**TEXT:**
****************************************
Im Spitzenspiel beim Hamburger SV kämpft Hertha BSC gegen den Ruf an, in entscheidenden Momenten zu versagen. Es geht um ein anderes Image - und um 20 Millionen Euro.

Berlin - Es ist noch gar nicht so lange her, da ist Lucien Favre über eine interessante Personalie unterrichtet worden. Hertha BSC arbeitet an der Verpflichtung von Ivan Klasnic. Die Verhandlungen sollen schon sehr weit fortgeschritten sein, der kroatische Nationalspieler ist beim FC Nantes nicht so richtig glücklich und würde gern nach Deutschland wechseln. Favre fand das sehr interessant, weil er erstens selbst noch nichts davon wusste, zweitens nicht nach seiner Meinung gefragt wurde, drittens nicht allzu viel von Klasnic hält und viertens, auch nicht ganz unwichtig, immerhin der Trainer von Hertha BSC ist.

Ivan Klasnic hat sieben Jahre lang in Bremen gespielt, geboren ist er in Hamburg, ebendort, wo Favre heute mit Hertha zum Spitzenspiel der Fußball-Bundesliga anzutreten hat. Hängt eben doch alles mit allem zusammen.

Herthas Manager Dieter Hoeneß findet, das Spiel beim Hamburger SV sei so wichtig, „dass man dazu eigentlich gar nichts mehr sagen muss“. Lucien Favre entgegnet, es gebe noch fünf Spiele, und alle seien sie genauso bedeutend. Hoeneß sagt: „Wenn wir beim HSV gewinnen“, werde er vielleicht ein neues Saisonziel ausgeben. Favre wiederum hält nichts von einem Leben im Konjunktiv, „ich sage nie ,wenn‘, ich denke immer nur an das nächste Spiel“.
****************************************
**AUFGABENSTELLUNG:**
1/ Bei welchem Verein ist Ivan Klasnic laut dem Text über Hertha BSC nicht so richtig glücklich?
2/ Führe den Text über Hertha BSC im Anschluss an seinen letzten Satz fort.

**EXTRAHIERTE DATEN:**
****************************************
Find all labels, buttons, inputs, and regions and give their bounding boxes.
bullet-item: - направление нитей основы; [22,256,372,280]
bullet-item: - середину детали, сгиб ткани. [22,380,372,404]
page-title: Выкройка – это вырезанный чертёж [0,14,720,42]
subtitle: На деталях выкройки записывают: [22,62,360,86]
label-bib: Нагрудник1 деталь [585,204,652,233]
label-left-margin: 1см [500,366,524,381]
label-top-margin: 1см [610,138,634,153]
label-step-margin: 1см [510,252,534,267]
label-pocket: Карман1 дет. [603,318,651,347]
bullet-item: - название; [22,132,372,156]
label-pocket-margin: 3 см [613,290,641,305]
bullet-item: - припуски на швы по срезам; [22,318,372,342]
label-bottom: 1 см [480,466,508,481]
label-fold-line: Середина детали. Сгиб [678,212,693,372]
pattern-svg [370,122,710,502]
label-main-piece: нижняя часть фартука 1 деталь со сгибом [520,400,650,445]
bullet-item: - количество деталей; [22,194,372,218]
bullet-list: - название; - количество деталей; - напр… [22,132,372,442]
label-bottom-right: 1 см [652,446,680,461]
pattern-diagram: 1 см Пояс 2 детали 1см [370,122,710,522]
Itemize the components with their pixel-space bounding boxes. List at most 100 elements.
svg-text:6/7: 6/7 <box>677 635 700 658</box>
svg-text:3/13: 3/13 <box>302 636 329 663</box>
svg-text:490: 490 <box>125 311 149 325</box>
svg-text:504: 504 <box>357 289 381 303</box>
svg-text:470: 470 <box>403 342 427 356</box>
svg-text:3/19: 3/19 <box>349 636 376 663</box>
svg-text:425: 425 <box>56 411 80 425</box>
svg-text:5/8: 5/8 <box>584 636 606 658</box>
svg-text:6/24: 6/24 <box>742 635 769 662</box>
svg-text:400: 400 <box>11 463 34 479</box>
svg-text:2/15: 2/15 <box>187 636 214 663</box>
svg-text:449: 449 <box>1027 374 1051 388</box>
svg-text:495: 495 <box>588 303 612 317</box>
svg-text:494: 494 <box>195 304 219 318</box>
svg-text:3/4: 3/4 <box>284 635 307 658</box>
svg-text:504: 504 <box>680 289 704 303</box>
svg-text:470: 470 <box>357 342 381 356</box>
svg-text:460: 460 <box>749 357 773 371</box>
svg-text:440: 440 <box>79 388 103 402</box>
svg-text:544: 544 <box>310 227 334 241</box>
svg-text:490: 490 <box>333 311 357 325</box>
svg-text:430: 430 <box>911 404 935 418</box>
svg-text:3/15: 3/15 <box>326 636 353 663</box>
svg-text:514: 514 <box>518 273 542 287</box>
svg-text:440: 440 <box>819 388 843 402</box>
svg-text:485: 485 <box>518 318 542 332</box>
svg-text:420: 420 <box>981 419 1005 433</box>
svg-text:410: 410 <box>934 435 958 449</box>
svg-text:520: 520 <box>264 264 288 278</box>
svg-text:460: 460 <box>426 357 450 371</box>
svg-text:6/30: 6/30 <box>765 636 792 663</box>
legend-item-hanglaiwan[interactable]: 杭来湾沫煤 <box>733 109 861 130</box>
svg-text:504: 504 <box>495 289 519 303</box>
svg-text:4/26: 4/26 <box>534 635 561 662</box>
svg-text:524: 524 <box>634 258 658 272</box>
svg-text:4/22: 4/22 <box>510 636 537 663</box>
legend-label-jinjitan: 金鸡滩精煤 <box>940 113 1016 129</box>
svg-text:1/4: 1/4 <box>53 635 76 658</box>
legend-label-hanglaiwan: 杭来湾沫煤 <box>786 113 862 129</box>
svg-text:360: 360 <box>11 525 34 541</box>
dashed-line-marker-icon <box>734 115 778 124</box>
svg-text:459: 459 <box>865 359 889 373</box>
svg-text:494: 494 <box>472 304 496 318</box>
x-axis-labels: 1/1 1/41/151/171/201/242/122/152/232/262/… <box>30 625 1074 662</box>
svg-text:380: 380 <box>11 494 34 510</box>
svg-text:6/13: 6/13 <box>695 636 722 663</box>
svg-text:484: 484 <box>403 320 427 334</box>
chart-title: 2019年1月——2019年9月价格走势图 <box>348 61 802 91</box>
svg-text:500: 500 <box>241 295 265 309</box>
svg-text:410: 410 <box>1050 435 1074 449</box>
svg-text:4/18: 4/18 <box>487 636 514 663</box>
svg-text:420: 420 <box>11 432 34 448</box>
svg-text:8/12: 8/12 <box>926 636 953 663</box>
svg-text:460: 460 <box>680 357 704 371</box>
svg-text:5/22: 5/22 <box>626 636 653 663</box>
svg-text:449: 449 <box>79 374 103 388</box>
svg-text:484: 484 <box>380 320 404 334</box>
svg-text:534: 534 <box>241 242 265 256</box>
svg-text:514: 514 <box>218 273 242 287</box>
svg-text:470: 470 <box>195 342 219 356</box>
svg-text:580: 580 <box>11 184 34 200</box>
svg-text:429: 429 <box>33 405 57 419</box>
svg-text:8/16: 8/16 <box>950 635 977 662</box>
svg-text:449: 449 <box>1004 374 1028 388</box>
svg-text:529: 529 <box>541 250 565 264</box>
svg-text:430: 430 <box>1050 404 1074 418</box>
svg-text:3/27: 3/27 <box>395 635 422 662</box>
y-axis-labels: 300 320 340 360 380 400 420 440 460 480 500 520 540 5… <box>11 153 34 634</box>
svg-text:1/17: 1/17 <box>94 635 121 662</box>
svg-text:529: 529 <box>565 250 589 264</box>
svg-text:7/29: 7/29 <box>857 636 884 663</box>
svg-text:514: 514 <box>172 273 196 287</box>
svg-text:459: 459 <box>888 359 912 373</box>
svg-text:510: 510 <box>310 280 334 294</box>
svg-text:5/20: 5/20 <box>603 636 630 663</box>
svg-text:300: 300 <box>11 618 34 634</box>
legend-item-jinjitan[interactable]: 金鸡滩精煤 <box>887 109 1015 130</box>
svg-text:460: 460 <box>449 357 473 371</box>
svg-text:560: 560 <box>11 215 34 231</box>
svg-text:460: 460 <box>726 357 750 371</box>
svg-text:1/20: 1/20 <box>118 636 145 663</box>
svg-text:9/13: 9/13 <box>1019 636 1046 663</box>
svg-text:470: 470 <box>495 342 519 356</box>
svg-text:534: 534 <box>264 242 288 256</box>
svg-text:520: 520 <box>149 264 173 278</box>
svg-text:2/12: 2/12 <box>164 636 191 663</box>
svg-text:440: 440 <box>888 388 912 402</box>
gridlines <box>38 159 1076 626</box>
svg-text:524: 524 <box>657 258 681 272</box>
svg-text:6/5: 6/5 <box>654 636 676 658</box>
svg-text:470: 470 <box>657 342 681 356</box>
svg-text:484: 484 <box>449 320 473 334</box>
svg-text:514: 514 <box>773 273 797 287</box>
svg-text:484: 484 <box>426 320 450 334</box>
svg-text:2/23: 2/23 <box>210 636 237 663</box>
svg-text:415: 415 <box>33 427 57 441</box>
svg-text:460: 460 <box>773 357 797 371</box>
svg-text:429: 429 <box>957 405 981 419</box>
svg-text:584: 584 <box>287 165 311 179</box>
****************************************
**DIE ANTWORTEN:**
1/ Beim FC Nantes.

2/
In trauter Harmonie also bereitet sich Hertha BSC auf ein Spiel vor, das zwar nicht zwischen Himmel und Hölle, aber doch über die kurzfristigen Perspektiven entscheiden wird. Ein Sieg in Hamburg würde den Berlinern alle Möglichkeiten eröffnen, die auch aus finanziellen Gründen nicht ganz unwichtige Champions League zu erreichen. Es geht um verdammt viel Geld, geschätzt 20 Millionen Euro. Natürlich denkt daran kein Spieler beim Schießen-Flanken-Köpfen, aber mit dem Unterbewusstsein ist das so eine Sache, und hat Hertha entscheidende Spiele nicht schon immer in den Sand gesetzt?

1979, im Halbfinale des Uefa-Cups, hätte ein 2:0 gegen Roter Stern Belgrad für den Einzug ins Finale gereicht, genauso stand es bis kurz vor Schluss, als den Jugoslawen doch noch ein Tor gelang. 1981 musste nach dem Abstieg in die Zweite Liga am vorletzten Spieltag daheim im Olympiastadion ein Punkt gegen Eintracht Braunschweig her für die direkte Rückkehr. Das Spiel ging 2:4 verloren. Zwischenzeitlich stürzte Hertha ab in die Oberliga, für ein Comeback im bezahlten Fußball hätte 1987 ein Remis gegen den BVL Remscheid gereicht. Hertha verlor 1:3. Ein paar Jahre und eine politische Wende später ging es am vorletzten Spieltag der Saison 1999/2000 bei 1860 München um die Qualifikation für die Champions League. Hertha verlor 1:2. Und am 21. Mai 2005 hätte gegen die im bedeutungslosen Tabellennirvana verstrandeten Hannoveraner ein Tor gereicht für den Einzug in die Champions League, aber dieses eine Tor wollte trotz permanenter Überlegenheit nicht fallen, so dass völlig unverhofft Werder Bremen auf dem dritten Tabellenplatz landete und seine internationale Erfolgsgeschichte fortsetzen durfte.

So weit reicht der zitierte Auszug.